Stored data entries:
┌────────
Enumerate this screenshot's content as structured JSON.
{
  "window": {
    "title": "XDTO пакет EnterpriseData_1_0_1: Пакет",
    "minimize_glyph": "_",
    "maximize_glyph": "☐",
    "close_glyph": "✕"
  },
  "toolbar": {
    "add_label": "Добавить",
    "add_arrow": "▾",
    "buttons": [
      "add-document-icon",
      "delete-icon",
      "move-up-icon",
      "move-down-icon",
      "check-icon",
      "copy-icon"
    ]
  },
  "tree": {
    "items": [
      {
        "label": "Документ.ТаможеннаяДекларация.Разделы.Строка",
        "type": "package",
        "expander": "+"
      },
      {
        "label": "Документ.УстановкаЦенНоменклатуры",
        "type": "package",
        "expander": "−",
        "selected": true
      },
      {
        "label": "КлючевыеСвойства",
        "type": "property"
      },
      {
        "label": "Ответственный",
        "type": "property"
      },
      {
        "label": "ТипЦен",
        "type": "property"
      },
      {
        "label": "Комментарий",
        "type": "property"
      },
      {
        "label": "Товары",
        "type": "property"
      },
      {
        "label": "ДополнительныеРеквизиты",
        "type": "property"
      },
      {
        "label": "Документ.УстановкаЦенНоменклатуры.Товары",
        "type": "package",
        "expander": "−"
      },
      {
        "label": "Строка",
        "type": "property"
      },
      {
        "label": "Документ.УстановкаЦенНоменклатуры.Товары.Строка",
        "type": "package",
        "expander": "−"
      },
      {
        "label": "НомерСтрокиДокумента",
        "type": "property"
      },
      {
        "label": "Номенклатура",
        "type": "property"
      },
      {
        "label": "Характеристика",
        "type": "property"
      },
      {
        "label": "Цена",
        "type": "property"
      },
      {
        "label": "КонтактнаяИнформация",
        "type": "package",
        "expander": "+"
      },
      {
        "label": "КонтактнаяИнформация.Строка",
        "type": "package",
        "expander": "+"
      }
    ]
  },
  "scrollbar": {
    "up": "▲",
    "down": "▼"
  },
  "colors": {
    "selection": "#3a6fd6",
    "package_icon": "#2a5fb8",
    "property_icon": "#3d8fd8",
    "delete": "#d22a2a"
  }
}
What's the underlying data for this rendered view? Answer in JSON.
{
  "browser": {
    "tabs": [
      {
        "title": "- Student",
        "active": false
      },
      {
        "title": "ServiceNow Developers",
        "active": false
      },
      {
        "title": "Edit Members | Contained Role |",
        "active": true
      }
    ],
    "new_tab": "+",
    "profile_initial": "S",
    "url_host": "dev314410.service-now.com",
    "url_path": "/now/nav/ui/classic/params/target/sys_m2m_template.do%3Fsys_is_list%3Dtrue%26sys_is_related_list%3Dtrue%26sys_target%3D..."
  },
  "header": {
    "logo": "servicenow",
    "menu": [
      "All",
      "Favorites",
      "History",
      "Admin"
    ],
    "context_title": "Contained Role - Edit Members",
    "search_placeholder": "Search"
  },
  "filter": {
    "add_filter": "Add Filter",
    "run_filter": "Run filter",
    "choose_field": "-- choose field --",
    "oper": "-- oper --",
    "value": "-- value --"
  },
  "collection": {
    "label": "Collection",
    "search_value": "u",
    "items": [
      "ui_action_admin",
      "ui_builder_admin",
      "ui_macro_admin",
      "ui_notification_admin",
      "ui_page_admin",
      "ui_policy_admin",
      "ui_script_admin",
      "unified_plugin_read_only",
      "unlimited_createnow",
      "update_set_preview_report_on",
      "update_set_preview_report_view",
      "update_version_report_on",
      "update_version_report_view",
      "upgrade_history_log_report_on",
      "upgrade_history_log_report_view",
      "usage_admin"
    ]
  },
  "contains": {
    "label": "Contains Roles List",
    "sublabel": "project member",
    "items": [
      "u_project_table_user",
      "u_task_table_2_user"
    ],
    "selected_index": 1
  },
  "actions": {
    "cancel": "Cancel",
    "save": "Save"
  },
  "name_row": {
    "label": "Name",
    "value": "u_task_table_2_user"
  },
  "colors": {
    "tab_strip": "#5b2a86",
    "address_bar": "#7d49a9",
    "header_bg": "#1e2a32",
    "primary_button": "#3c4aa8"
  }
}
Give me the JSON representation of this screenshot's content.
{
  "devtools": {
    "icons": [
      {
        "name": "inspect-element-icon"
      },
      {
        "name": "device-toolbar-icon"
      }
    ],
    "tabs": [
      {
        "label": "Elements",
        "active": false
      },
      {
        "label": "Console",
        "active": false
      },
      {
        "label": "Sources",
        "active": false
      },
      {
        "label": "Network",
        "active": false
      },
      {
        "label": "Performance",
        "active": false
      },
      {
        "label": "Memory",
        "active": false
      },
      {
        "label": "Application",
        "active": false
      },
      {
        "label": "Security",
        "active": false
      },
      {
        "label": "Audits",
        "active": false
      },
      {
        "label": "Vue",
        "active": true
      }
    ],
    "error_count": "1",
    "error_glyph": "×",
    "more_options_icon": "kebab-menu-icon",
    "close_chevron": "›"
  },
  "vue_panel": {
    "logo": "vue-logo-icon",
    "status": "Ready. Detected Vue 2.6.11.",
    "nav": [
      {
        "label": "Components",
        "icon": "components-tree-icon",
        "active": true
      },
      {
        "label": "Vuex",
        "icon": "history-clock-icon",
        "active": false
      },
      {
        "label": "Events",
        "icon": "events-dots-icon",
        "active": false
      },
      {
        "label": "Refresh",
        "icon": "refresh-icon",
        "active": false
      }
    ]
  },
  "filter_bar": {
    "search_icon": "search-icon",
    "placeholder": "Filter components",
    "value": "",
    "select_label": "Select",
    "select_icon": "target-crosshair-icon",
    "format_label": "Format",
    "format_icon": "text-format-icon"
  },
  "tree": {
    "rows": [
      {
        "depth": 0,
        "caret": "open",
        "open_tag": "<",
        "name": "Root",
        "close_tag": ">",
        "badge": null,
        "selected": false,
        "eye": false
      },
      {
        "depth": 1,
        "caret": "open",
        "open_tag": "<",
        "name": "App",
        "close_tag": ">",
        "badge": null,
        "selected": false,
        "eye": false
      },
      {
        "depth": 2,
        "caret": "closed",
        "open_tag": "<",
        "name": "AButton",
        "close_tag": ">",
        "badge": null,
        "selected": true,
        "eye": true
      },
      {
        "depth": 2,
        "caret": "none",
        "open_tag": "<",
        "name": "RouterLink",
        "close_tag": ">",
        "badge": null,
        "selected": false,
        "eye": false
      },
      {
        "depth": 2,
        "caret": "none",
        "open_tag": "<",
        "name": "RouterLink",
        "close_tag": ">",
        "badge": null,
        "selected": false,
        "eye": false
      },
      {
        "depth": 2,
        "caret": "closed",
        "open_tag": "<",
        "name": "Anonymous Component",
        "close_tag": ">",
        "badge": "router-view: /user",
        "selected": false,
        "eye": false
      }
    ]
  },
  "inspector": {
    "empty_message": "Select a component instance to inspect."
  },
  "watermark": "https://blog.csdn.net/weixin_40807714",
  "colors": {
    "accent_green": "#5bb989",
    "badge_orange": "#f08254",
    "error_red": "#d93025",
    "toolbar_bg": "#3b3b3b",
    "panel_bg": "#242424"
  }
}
└────────
Copy out the whole listing exactly.

Result of this task:
Enumerate this screenshot's content as structured JSON.
{
  "window": {
    "title": "XDTO пакет EnterpriseData_1_0_1: Пакет",
    "minimize_glyph": "_",
    "maximize_glyph": "☐",
    "close_glyph": "✕"
  },
  "toolbar": {
    "add_label": "Добавить",
    "add_arrow": "▾",
    "buttons": [
      "add-document-icon",
      "delete-icon",
      "move-up-icon",
      "move-down-icon",
      "check-icon",
      "copy-icon"
    ]
  },
  "tree": {
    "items": [
      {
        "label": "Документ.ТаможеннаяДекларация.Разделы.Строка",
        "type": "package",
        "expander": "+"
      },
      {
        "label": "Документ.УстановкаЦенНоменклатуры",
        "type": "package",
        "expander": "−",
        "selected": true
      },
      {
        "label": "КлючевыеСвойства",
        "type": "property"
      },
      {
        "label": "Ответственный",
        "type": "property"
      },
      {
        "label": "ТипЦен",
        "type": "property"
      },
      {
        "label": "Комментарий",
        "type": "property"
      },
      {
        "label": "Товары",
        "type": "property"
      },
      {
        "label": "ДополнительныеРеквизиты",
        "type": "property"
      },
      {
        "label": "Документ.УстановкаЦенНоменклатуры.Товары",
        "type": "package",
        "expander": "−"
      },
      {
        "label": "Строка",
        "type": "property"
      },
      {
        "label": "Документ.УстановкаЦенНоменклатуры.Товары.Строка",
        "type": "package",
        "expander": "−"
      },
      {
        "label": "НомерСтрокиДокумента",
        "type": "property"
      },
      {
        "label": "Номенклатура",
        "type": "property"
      },
      {
        "label": "Характеристика",
        "type": "property"
      },
      {
        "label": "Цена",
        "type": "property"
      },
      {
        "label": "КонтактнаяИнформация",
        "type": "package",
        "expander": "+"
      },
      {
        "label": "КонтактнаяИнформация.Строка",
        "type": "package",
        "expander": "+"
      }
    ]
  },
  "scrollbar": {
    "up": "▲",
    "down": "▼"
  },
  "colors": {
    "selection": "#3a6fd6",
    "package_icon": "#2a5fb8",
    "property_icon": "#3d8fd8",
    "delete": "#d22a2a"
  }
}
What's the underlying data for this rendered view? Answer in JSON.
{
  "browser": {
    "tabs": [
      {
        "title": "- Student",
        "active": false
      },
      {
        "title": "ServiceNow Developers",
        "active": false
      },
      {
        "title": "Edit Members | Contained Role |",
        "active": true
      }
    ],
    "new_tab": "+",
    "profile_initial": "S",
    "url_host": "dev314410.service-now.com",
    "url_path": "/now/nav/ui/classic/params/target/sys_m2m_template.do%3Fsys_is_list%3Dtrue%26sys_is_related_list%3Dtrue%26sys_target%3D..."
  },
  "header": {
    "logo": "servicenow",
    "menu": [
      "All",
      "Favorites",
      "History",
      "Admin"
    ],
    "context_title": "Contained Role - Edit Members",
    "search_placeholder": "Search"
  },
  "filter": {
    "add_filter": "Add Filter",
    "run_filter": "Run filter",
    "choose_field": "-- choose field --",
    "oper": "-- oper --",
    "value": "-- value --"
  },
  "collection": {
    "label": "Collection",
    "search_value": "u",
    "items": [
      "ui_action_admin",
      "ui_builder_admin",
      "ui_macro_admin",
      "ui_notification_admin",
      "ui_page_admin",
      "ui_policy_admin",
      "ui_script_admin",
      "unified_plugin_read_only",
      "unlimited_createnow",
      "update_set_preview_report_on",
      "update_set_preview_report_view",
      "update_version_report_on",
      "update_version_report_view",
      "upgrade_history_log_report_on",
      "upgrade_history_log_report_view",
      "usage_admin"
    ]
  },
  "contains": {
    "label": "Contains Roles List",
    "sublabel": "project member",
    "items": [
      "u_project_table_user",
      "u_task_table_2_user"
    ],
    "selected_index": 1
  },
  "actions": {
    "cancel": "Cancel",
    "save": "Save"
  },
  "name_row": {
    "label": "Name",
    "value": "u_task_table_2_user"
  },
  "colors": {
    "tab_strip": "#5b2a86",
    "address_bar": "#7d49a9",
    "header_bg": "#1e2a32",
    "primary_button": "#3c4aa8"
  }
}
Give me the JSON representation of this screenshot's content.
{
  "devtools": {
    "icons": [
      {
        "name": "inspect-element-icon"
      },
      {
        "name": "device-toolbar-icon"
      }
    ],
    "tabs": [
      {
        "label": "Elements",
        "active": false
      },
      {
        "label": "Console",
        "active": false
      },
      {
        "label": "Sources",
        "active": false
      },
      {
        "label": "Network",
        "active": false
      },
      {
        "label": "Performance",
        "active": false
      },
      {
        "label": "Memory",
        "active": false
      },
      {
        "label": "Application",
        "active": false
      },
      {
        "label": "Security",
        "active": false
      },
      {
        "label": "Audits",
        "active": false
      },
      {
        "label": "Vue",
        "active": true
      }
    ],
    "error_count": "1",
    "error_glyph": "×",
    "more_options_icon": "kebab-menu-icon",
    "close_chevron": "›"
  },
  "vue_panel": {
    "logo": "vue-logo-icon",
    "status": "Ready. Detected Vue 2.6.11.",
    "nav": [
      {
        "label": "Components",
        "icon": "components-tree-icon",
        "active": true
      },
      {
        "label": "Vuex",
        "icon": "history-clock-icon",
        "active": false
      },
      {
        "label": "Events",
        "icon": "events-dots-icon",
        "active": false
      },
      {
        "label": "Refresh",
        "icon": "refresh-icon",
        "active": false
      }
    ]
  },
  "filter_bar": {
    "search_icon": "search-icon",
    "placeholder": "Filter components",
    "value": "",
    "select_label": "Select",
    "select_icon": "target-crosshair-icon",
    "format_label": "Format",
    "format_icon": "text-format-icon"
  },
  "tree": {
    "rows": [
      {
        "depth": 0,
        "caret": "open",
        "open_tag": "<",
        "name": "Root",
        "close_tag": ">",
        "badge": null,
        "selected": false,
        "eye": false
      },
      {
        "depth": 1,
        "caret": "open",
        "open_tag": "<",
        "name": "App",
        "close_tag": ">",
        "badge": null,
        "selected": false,
        "eye": false
      },
      {
        "depth": 2,
        "caret": "closed",
        "open_tag": "<",
        "name": "AButton",
        "close_tag": ">",
        "badge": null,
        "selected": true,
        "eye": true
      },
      {
        "depth": 2,
        "caret": "none",
        "open_tag": "<",
        "name": "RouterLink",
        "close_tag": ">",
        "badge": null,
        "selected": false,
        "eye": false
      },
      {
        "depth": 2,
        "caret": "none",
        "open_tag": "<",
        "name": "RouterLink",
        "close_tag": ">",
        "badge": null,
        "selected": false,
        "eye": false
      },
      {
        "depth": 2,
        "caret": "closed",
        "open_tag": "<",
        "name": "Anonymous Component",
        "close_tag": ">",
        "badge": "router-view: /user",
        "selected": false,
        "eye": false
      }
    ]
  },
  "inspector": {
    "empty_message": "Select a component instance to inspect."
  },
  "watermark": "https://blog.csdn.net/weixin_40807714",
  "colors": {
    "accent_green": "#5bb989",
    "badge_orange": "#f08254",
    "error_red": "#d93025",
    "toolbar_bg": "#3b3b3b",
    "panel_bg": "#242424"
  }
}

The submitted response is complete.